Given request:
Report each line of the data that has "一般的な汗臭" somewhere in it.

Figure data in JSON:
══════════════════════════════

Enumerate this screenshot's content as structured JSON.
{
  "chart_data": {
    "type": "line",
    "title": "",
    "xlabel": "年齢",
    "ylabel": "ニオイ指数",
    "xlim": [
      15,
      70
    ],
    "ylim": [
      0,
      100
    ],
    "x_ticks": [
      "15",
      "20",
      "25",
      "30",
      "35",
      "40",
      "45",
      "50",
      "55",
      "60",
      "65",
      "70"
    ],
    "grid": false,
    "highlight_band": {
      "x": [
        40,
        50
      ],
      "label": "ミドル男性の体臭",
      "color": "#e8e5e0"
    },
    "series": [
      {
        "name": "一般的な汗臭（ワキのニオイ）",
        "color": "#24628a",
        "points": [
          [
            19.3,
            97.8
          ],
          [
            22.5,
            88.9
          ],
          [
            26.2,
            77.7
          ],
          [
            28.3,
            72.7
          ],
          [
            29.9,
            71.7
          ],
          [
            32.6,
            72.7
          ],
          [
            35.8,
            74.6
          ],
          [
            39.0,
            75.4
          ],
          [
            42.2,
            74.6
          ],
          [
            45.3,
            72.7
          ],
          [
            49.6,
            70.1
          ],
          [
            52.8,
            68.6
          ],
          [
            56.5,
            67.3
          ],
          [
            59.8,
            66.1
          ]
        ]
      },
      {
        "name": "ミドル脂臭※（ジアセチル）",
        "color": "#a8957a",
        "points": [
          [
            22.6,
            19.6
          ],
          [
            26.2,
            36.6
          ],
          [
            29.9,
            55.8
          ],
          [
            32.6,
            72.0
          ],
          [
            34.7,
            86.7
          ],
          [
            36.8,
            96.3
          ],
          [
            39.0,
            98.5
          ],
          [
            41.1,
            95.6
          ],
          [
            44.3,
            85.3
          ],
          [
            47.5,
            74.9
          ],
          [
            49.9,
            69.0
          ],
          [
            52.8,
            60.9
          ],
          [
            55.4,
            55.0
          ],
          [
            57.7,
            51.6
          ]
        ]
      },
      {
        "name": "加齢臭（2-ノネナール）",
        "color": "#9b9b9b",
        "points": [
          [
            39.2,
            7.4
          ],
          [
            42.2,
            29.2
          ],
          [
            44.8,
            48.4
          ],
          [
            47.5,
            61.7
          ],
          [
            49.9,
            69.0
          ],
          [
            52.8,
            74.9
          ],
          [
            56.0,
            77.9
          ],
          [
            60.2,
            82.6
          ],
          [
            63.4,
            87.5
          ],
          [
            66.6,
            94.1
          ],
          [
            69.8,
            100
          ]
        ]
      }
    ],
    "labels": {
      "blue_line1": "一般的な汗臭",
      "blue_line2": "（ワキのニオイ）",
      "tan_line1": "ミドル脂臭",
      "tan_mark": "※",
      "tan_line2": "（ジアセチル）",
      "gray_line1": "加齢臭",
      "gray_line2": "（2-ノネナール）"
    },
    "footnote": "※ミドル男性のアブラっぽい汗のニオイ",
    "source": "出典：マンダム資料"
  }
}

══════════════════════════════

Result:
        "name": "一般的な汗臭（ワキのニオイ）",
      "blue_line1": "一般的な汗臭",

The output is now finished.